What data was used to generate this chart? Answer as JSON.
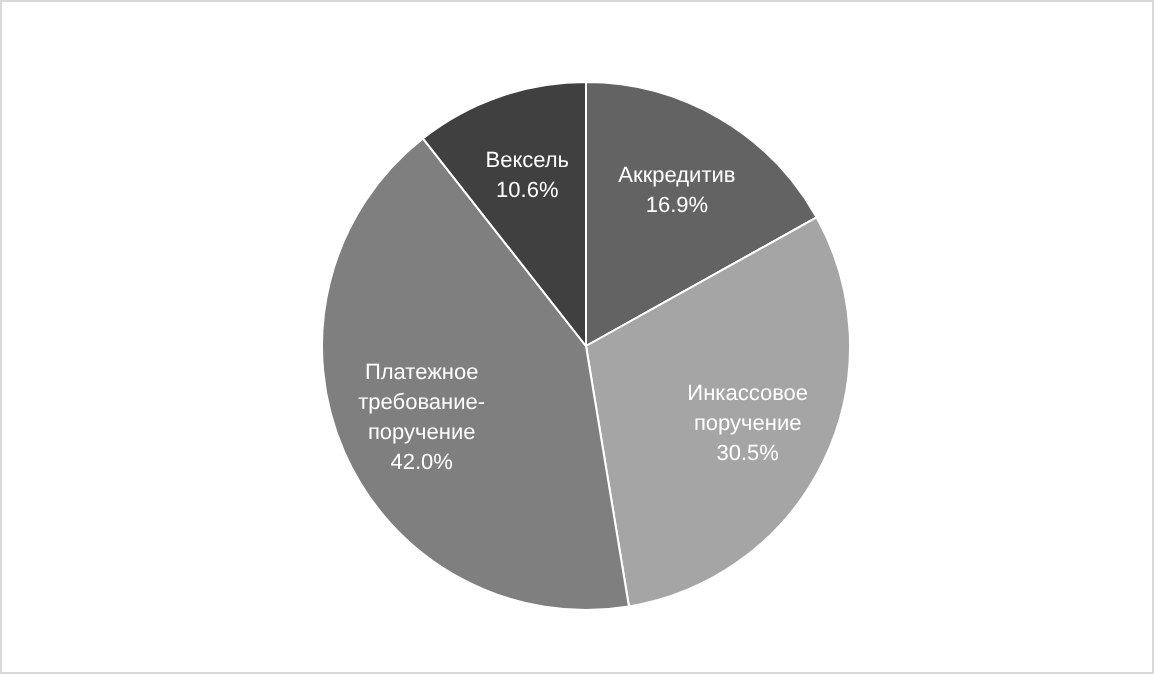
{
  "chart_data": {
    "type": "pie",
    "categories": [
      "Аккредитив",
      "Инкассовое поручение",
      "Платежное требование-поручение",
      "Вексель"
    ],
    "values": [
      16.9,
      30.5,
      42.0,
      10.6
    ],
    "value_labels": [
      "16.9%",
      "30.5%",
      "42.0%",
      "10.6%"
    ],
    "colors": [
      "#636363",
      "#a5a5a5",
      "#7f7f7f",
      "#404040"
    ]
  }
}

___

■ **EXERCISE REQUIREMENTS**: Nothing but the pictures may be dropped; output the records above exactly.

■ **FINISHED EXERCISE**:
What data was used to generate this chart? Answer as JSON.
{
  "chart_data": {
    "type": "pie",
    "categories": [
      "Аккредитив",
      "Инкассовое поручение",
      "Платежное требование-поручение",
      "Вексель"
    ],
    "values": [
      16.9,
      30.5,
      42.0,
      10.6
    ],
    "value_labels": [
      "16.9%",
      "30.5%",
      "42.0%",
      "10.6%"
    ],
    "colors": [
      "#636363",
      "#a5a5a5",
      "#7f7f7f",
      "#404040"
    ]
  }
}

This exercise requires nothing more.